→ GOAL
Extract all lines that hold "jatuh" from the records below.

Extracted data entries
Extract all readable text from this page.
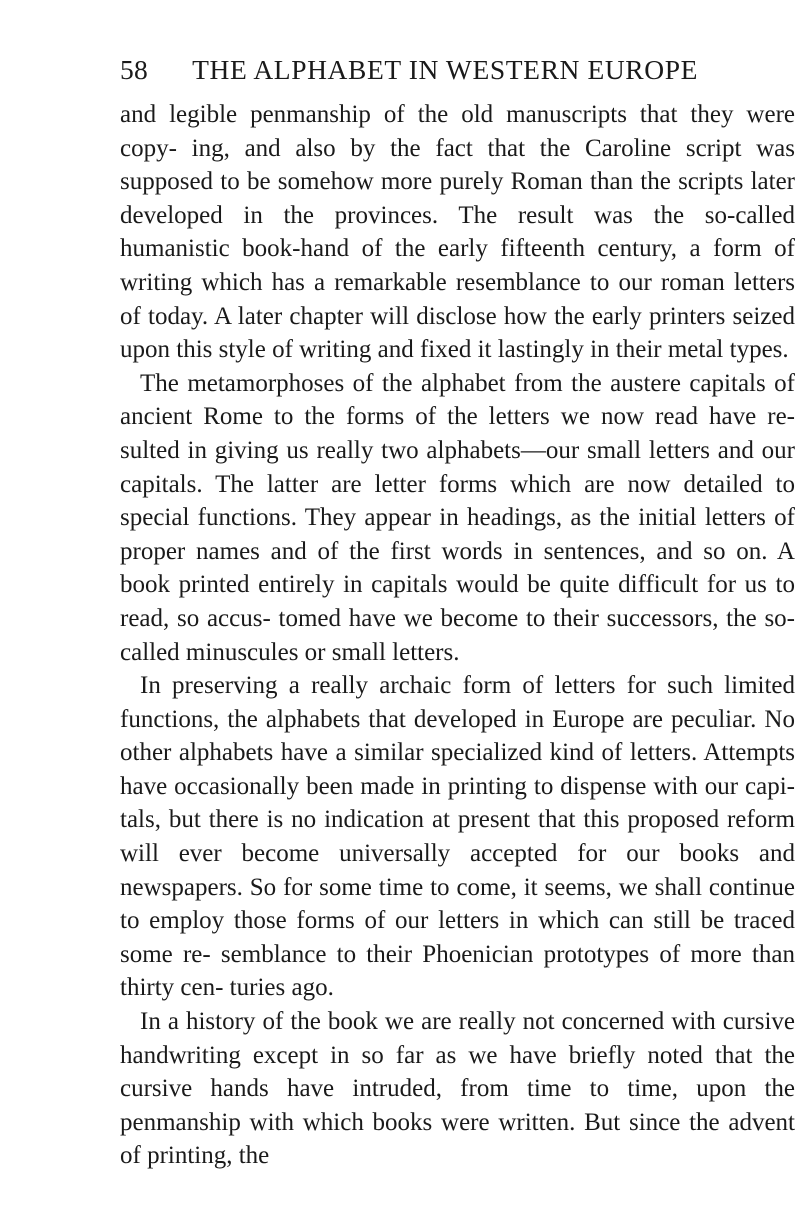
58 THE ALPHABET IN WESTERN EUROPE

and legible penmanship of the old manuscripts that they were copy- ing, and also by the fact that the Caroline script was supposed to be somehow more purely Roman than the scripts later developed in the provinces. The result was the so-called humanistic book-hand of the early fifteenth century, a form of writing which has a remarkable resemblance to our roman letters of today. A later chapter will disclose how the early printers seized upon this style of writing and fixed it lastingly in their metal types.

The metamorphoses of the alphabet from the austere capitals of ancient Rome to the forms of the letters we now read have re- sulted in giving us really two alphabets—our small letters and our capitals. The latter are letter forms which are now detailed to special functions. They appear in headings, as the initial letters of proper names and of the first words in sentences, and so on. A book printed entirely in capitals would be quite difficult for us to read, so accus- tomed have we become to their successors, the so-called minuscules or small letters.

In preserving a really archaic form of letters for such limited functions, the alphabets that developed in Europe are peculiar. No other alphabets have a similar specialized kind of letters. Attempts have occasionally been made in printing to dispense with our capi- tals, but there is no indication at present that this proposed reform will ever become universally accepted for our books and newspapers. So for some time to come, it seems, we shall continue to employ those forms of our letters in which can still be traced some re- semblance to their Phoenician prototypes of more than thirty cen- turies ago.

In a history of the book we are really not concerned with cursive handwriting except in so far as we have briefly noted that the cursive hands have intruded, from time to time, upon the penmanship with which books were written. But since the advent of printing, the
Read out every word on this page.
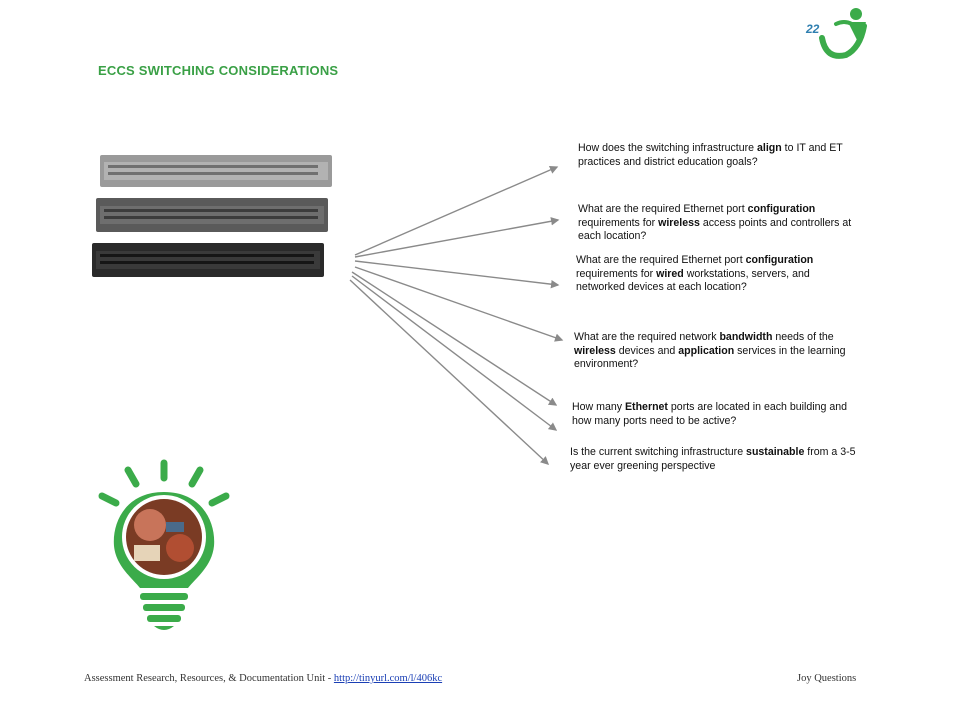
22
ECCS SWITCHING CONSIDERATIONS
How does the switching infrastructure align to IT and ET practices and district education goals?
What are the required Ethernet port configuration requirements for wireless access points and controllers at each location?
What are the required Ethernet port configuration requirements for wired workstations, servers, and networked devices at each location?
What are the required network bandwidth needs of the wireless devices and application services in the learning environment?
How many Ethernet ports are located in each building and how many ports need to be active?
Is the current switching infrastructure sustainable from a 3-5 year ever greening perspective
Assessment Research, Resources, & Documentation Unit - http://tinyurl.com/l/406kc	Joy Questions
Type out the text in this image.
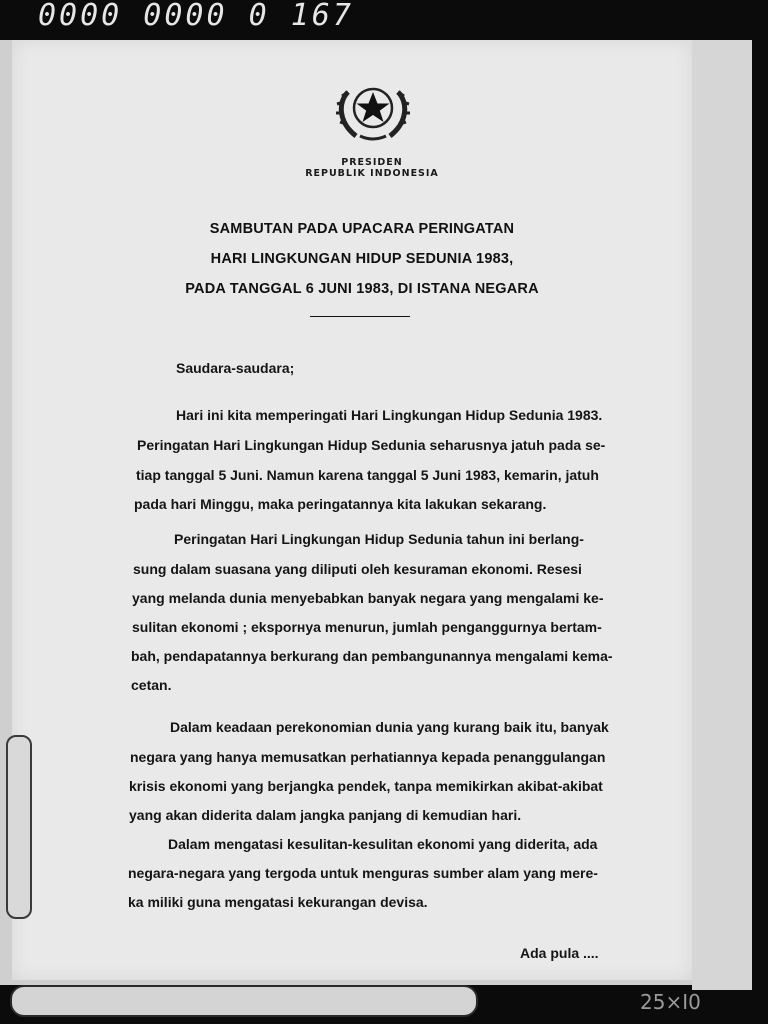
0000 0000 0 167
PRESIDEN
REPUBLIK INDONESIA
SAMBUTAN PADA UPACARA PERINGATAN
HARI LINGKUNGAN HIDUP SEDUNIA 1983,
PADA TANGGAL 6 JUNI 1983, DI ISTANA NEGARA
Saudara-saudara;
Hari ini kita memperingati Hari Lingkungan Hidup Sedunia 1983.
Peringatan Hari Lingkungan Hidup Sedunia seharusnya jatuh pada se-
tiap tanggal 5 Juni. Namun karena tanggal 5 Juni 1983, kemarin, jatuh
pada hari Minggu, maka peringatannya kita lakukan sekarang.
Peringatan Hari Lingkungan Hidup Sedunia tahun ini berlang-
sung dalam suasana yang diliputi oleh kesuraman ekonomi. Resesi
yang melanda dunia menyebabkan banyak negara yang mengalami ke-
sulitan ekonomi ; eksporнya menurun, jumlah penganggurnya bertam-
bah, pendapatannya berkurang dan pembangunannya mengalami kema-
cetan.
Dalam keadaan perekonomian dunia yang kurang baik itu, banyak
negara yang hanya memusatkan perhatiannya kepada penanggulangan
krisis ekonomi yang berjangka pendek, tanpa memikirkan akibat-akibat
yang akan diderita dalam jangka panjang di kemudian hari.
Dalam mengatasi kesulitan-kesulitan ekonomi yang diderita, ada
negara-negara yang tergoda untuk menguras sumber alam yang mere-
ka miliki guna mengatasi kekurangan devisa.
Ada pula ....
25×I0
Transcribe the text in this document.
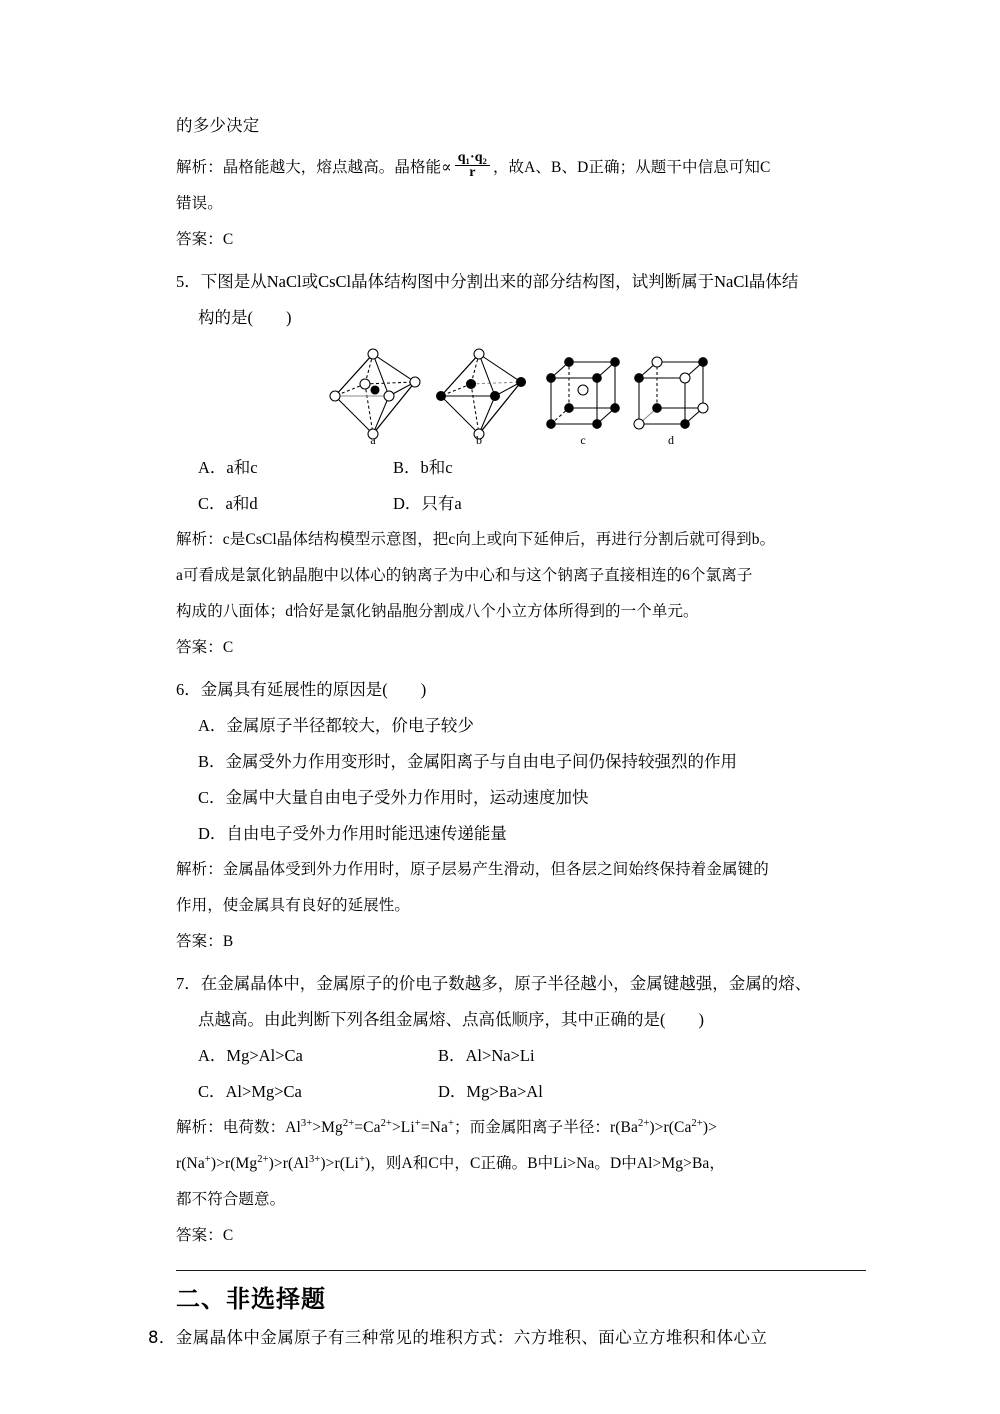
的多少决定
解析：晶格能越大，熔点越高。晶格能∝ $\frac{\text{q₁·q₂}}{r}$ ，故A、B、D正确；从题干中信息可知C
错误。
答案：C
5．下图是从NaCl或CsCl晶体结构图中分割出来的部分结构图，试判断属于NaCl晶体结
构的是(　　)
a	b	c	d
A．a和c	B．b和c
C．a和d	D．只有a
解析：c是CsCl晶体结构模型示意图，把c向上或向下延伸后，再进行分割后就可得到b。
a可看成是氯化钠晶胞中以体心的钠离子为中心和与这个钠离子直接相连的6个氯离子
构成的八面体；d恰好是氯化钠晶胞分割成八个小立方体所得到的一个单元。
答案：C
6．金属具有延展性的原因是(　　)
A．金属原子半径都较大，价电子较少
B．金属受外力作用变形时，金属阳离子与自由电子间仍保持较强烈的作用
C．金属中大量自由电子受外力作用时，运动速度加快
D．自由电子受外力作用时能迅速传递能量
解析：金属晶体受到外力作用时，原子层易产生滑动，但各层之间始终保持着金属键的
作用，使金属具有良好的延展性。
答案：B
7．在金属晶体中，金属原子的价电子数越多，原子半径越小，金属键越强，金属的熔、
点越高。由此判断下列各组金属熔、点高低顺序，其中正确的是(　　)
A．Mg>Al>Ca	B．Al>Na>Li
C．Al>Mg>Ca	D．Mg>Ba>Al
解析：电荷数：$Al^{3+}>Mg^{2+}=Ca^{2+}>Li^+=Na^+$；而金属阳离子半径：$r(Ba^{2+})>r(Ca^{2+})>$
$r(Na^+)>r(Mg^{2+})>r(Al^{3+})>r(Li^+)$，则A和C中，C正确。B中Li>Na。D中Al>Mg>Ba，
都不符合题意。
答案：C
二、非选择题
8．金属晶体中金属原子有三种常见的堆积方式：六方堆积、面心立方堆积和体心立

→ FULL RESPONSE
Peringatan Hari Lingkungan Hidup Sedunia seharusnya jatuh pada se-
tiap tanggal 5 Juni. Namun karena tanggal 5 Juni 1983, kemarin, jatuh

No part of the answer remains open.